Entries from a dataset
┄┄┄┄┄┄
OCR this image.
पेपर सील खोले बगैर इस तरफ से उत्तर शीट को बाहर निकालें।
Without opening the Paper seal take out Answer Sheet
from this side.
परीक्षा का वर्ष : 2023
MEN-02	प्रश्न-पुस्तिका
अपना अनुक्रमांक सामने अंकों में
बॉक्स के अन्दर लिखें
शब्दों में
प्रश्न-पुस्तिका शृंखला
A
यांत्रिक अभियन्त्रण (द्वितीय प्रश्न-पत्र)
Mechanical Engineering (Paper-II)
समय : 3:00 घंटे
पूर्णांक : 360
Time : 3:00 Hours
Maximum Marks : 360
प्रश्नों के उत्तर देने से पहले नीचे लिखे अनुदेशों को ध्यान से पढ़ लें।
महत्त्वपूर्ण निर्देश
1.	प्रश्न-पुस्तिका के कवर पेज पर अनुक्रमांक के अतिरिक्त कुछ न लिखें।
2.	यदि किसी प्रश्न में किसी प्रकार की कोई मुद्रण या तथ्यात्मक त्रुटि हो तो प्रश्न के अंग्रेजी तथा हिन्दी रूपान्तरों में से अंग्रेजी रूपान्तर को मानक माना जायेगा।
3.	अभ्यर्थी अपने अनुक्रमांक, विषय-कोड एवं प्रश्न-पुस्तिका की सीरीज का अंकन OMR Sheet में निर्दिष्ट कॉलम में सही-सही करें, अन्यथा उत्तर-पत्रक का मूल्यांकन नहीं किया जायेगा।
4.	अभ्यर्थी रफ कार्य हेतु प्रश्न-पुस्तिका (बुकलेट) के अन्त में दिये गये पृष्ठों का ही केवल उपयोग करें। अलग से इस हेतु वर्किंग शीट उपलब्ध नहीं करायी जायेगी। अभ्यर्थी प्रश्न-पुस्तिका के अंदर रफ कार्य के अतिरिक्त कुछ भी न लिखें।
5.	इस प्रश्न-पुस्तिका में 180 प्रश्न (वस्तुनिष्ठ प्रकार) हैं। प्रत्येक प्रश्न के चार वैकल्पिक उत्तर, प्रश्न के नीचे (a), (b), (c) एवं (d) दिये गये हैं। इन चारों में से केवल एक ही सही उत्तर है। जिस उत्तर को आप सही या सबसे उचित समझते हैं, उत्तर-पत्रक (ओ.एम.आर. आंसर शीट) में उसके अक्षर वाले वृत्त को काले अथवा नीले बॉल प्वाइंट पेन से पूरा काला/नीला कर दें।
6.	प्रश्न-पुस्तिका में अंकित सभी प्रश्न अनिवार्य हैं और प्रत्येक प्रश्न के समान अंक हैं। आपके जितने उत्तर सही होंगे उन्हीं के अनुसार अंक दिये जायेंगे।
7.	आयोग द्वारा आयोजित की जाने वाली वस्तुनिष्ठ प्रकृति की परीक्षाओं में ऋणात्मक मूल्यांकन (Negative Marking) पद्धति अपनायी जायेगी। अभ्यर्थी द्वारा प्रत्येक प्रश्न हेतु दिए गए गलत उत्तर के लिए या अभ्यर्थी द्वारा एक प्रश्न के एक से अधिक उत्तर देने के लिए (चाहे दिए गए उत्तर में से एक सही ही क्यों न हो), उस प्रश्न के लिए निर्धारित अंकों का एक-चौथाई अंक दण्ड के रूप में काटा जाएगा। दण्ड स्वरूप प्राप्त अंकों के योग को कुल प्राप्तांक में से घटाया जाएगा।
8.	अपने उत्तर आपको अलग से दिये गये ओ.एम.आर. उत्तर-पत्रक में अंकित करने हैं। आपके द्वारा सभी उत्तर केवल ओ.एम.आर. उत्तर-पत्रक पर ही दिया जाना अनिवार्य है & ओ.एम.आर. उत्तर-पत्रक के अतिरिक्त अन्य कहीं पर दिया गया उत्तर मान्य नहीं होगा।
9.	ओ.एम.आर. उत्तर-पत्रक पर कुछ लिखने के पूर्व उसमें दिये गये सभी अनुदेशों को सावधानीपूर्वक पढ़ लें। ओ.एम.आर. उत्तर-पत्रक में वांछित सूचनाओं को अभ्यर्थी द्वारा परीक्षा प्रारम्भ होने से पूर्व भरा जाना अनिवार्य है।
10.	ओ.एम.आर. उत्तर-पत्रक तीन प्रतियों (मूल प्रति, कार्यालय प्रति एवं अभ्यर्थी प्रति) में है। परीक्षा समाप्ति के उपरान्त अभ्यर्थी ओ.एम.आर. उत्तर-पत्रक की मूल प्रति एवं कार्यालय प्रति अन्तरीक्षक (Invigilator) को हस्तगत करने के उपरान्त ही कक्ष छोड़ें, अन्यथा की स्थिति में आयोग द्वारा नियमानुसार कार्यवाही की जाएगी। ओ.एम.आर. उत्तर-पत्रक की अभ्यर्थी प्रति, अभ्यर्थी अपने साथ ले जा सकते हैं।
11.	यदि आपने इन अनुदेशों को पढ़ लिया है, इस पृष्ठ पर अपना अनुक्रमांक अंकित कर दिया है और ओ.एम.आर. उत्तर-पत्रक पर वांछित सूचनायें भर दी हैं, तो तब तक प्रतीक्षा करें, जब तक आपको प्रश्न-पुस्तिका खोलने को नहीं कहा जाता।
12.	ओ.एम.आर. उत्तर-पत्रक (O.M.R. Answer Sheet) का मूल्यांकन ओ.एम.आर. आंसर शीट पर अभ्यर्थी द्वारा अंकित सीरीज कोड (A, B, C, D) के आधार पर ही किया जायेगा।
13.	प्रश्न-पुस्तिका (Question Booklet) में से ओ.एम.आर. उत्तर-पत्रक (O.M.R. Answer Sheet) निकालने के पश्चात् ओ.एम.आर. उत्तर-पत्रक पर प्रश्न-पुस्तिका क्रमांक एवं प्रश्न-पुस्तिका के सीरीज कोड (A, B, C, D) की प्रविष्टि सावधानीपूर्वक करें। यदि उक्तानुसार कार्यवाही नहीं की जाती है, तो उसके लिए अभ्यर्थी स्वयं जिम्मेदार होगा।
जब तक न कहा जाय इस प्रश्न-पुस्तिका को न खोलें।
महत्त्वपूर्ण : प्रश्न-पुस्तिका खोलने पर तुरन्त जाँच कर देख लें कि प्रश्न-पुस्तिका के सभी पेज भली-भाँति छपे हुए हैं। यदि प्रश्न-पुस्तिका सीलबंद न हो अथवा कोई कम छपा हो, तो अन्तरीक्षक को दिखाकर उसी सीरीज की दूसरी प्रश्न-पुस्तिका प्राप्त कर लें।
┄┄┄┄┄┄
Your instructions - Every record above should be copied exactly.

Solved exercise -
OCR this image.
पेपर सील खोले बगैर इस तरफ से उत्तर शीट को बाहर निकालें।
Without opening the Paper seal take out Answer Sheet
from this side.
परीक्षा का वर्ष : 2023
MEN-02	प्रश्न-पुस्तिका
अपना अनुक्रमांक सामने अंकों में
बॉक्स के अन्दर लिखें
शब्दों में
प्रश्न-पुस्तिका शृंखला
A
यांत्रिक अभियन्त्रण (द्वितीय प्रश्न-पत्र)
Mechanical Engineering (Paper-II)
समय : 3:00 घंटे
पूर्णांक : 360
Time : 3:00 Hours
Maximum Marks : 360
प्रश्नों के उत्तर देने से पहले नीचे लिखे अनुदेशों को ध्यान से पढ़ लें।
महत्त्वपूर्ण निर्देश
1.	प्रश्न-पुस्तिका के कवर पेज पर अनुक्रमांक के अतिरिक्त कुछ न लिखें।
2.	यदि किसी प्रश्न में किसी प्रकार की कोई मुद्रण या तथ्यात्मक त्रुटि हो तो प्रश्न के अंग्रेजी तथा हिन्दी रूपान्तरों में से अंग्रेजी रूपान्तर को मानक माना जायेगा।
3.	अभ्यर्थी अपने अनुक्रमांक, विषय-कोड एवं प्रश्न-पुस्तिका की सीरीज का अंकन OMR Sheet में निर्दिष्ट कॉलम में सही-सही करें, अन्यथा उत्तर-पत्रक का मूल्यांकन नहीं किया जायेगा।
4.	अभ्यर्थी रफ कार्य हेतु प्रश्न-पुस्तिका (बुकलेट) के अन्त में दिये गये पृष्ठों का ही केवल उपयोग करें। अलग से इस हेतु वर्किंग शीट उपलब्ध नहीं करायी जायेगी। अभ्यर्थी प्रश्न-पुस्तिका के अंदर रफ कार्य के अतिरिक्त कुछ भी न लिखें।
5.	इस प्रश्न-पुस्तिका में 180 प्रश्न (वस्तुनिष्ठ प्रकार) हैं। प्रत्येक प्रश्न के चार वैकल्पिक उत्तर, प्रश्न के नीचे (a), (b), (c) एवं (d) दिये गये हैं। इन चारों में से केवल एक ही सही उत्तर है। जिस उत्तर को आप सही या सबसे उचित समझते हैं, उत्तर-पत्रक (ओ.एम.आर. आंसर शीट) में उसके अक्षर वाले वृत्त को काले अथवा नीले बॉल प्वाइंट पेन से पूरा काला/नीला कर दें।
6.	प्रश्न-पुस्तिका में अंकित सभी प्रश्न अनिवार्य हैं और प्रत्येक प्रश्न के समान अंक हैं। आपके जितने उत्तर सही होंगे उन्हीं के अनुसार अंक दिये जायेंगे।
7.	आयोग द्वारा आयोजित की जाने वाली वस्तुनिष्ठ प्रकृति की परीक्षाओं में ऋणात्मक मूल्यांकन (Negative Marking) पद्धति अपनायी जायेगी। अभ्यर्थी द्वारा प्रत्येक प्रश्न हेतु दिए गए गलत उत्तर के लिए या अभ्यर्थी द्वारा एक प्रश्न के एक से अधिक उत्तर देने के लिए (चाहे दिए गए उत्तर में से एक सही ही क्यों न हो), उस प्रश्न के लिए निर्धारित अंकों का एक-चौथाई अंक दण्ड के रूप में काटा जाएगा। दण्ड स्वरूप प्राप्त अंकों के योग को कुल प्राप्तांक में से घटाया जाएगा।
8.	अपने उत्तर आपको अलग से दिये गये ओ.एम.आर. उत्तर-पत्रक में अंकित करने हैं। आपके द्वारा सभी उत्तर केवल ओ.एम.आर. उत्तर-पत्रक पर ही दिया जाना अनिवार्य है & ओ.एम.आर. उत्तर-पत्रक के अतिरिक्त अन्य कहीं पर दिया गया उत्तर मान्य नहीं होगा।
9.	ओ.एम.आर. उत्तर-पत्रक पर कुछ लिखने के पूर्व उसमें दिये गये सभी अनुदेशों को सावधानीपूर्वक पढ़ लें। ओ.एम.आर. उत्तर-पत्रक में वांछित सूचनाओं को अभ्यर्थी द्वारा परीक्षा प्रारम्भ होने से पूर्व भरा जाना अनिवार्य है।
10.	ओ.एम.आर. उत्तर-पत्रक तीन प्रतियों (मूल प्रति, कार्यालय प्रति एवं अभ्यर्थी प्रति) में है। परीक्षा समाप्ति के उपरान्त अभ्यर्थी ओ.एम.आर. उत्तर-पत्रक की मूल प्रति एवं कार्यालय प्रति अन्तरीक्षक (Invigilator) को हस्तगत करने के उपरान्त ही कक्ष छोड़ें, अन्यथा की स्थिति में आयोग द्वारा नियमानुसार कार्यवाही की जाएगी। ओ.एम.आर. उत्तर-पत्रक की अभ्यर्थी प्रति, अभ्यर्थी अपने साथ ले जा सकते हैं।
11.	यदि आपने इन अनुदेशों को पढ़ लिया है, इस पृष्ठ पर अपना अनुक्रमांक अंकित कर दिया है और ओ.एम.आर. उत्तर-पत्रक पर वांछित सूचनायें भर दी हैं, तो तब तक प्रतीक्षा करें, जब तक आपको प्रश्न-पुस्तिका खोलने को नहीं कहा जाता।
12.	ओ.एम.आर. उत्तर-पत्रक (O.M.R. Answer Sheet) का मूल्यांकन ओ.एम.आर. आंसर शीट पर अभ्यर्थी द्वारा अंकित सीरीज कोड (A, B, C, D) के आधार पर ही किया जायेगा।
13.	प्रश्न-पुस्तिका (Question Booklet) में से ओ.एम.आर. उत्तर-पत्रक (O.M.R. Answer Sheet) निकालने के पश्चात् ओ.एम.आर. उत्तर-पत्रक पर प्रश्न-पुस्तिका क्रमांक एवं प्रश्न-पुस्तिका के सीरीज कोड (A, B, C, D) की प्रविष्टि सावधानीपूर्वक करें। यदि उक्तानुसार कार्यवाही नहीं की जाती है, तो उसके लिए अभ्यर्थी स्वयं जिम्मेदार होगा।
जब तक न कहा जाय इस प्रश्न-पुस्तिका को न खोलें।
महत्त्वपूर्ण : प्रश्न-पुस्तिका खोलने पर तुरन्त जाँच कर देख लें कि प्रश्न-पुस्तिका के सभी पेज भली-भाँति छपे हुए हैं। यदि प्रश्न-पुस्तिका सीलबंद न हो अथवा कोई कम छपा हो, तो अन्तरीक्षक को दिखाकर उसी सीरीज की दूसरी प्रश्न-पुस्तिका प्राप्त कर लें।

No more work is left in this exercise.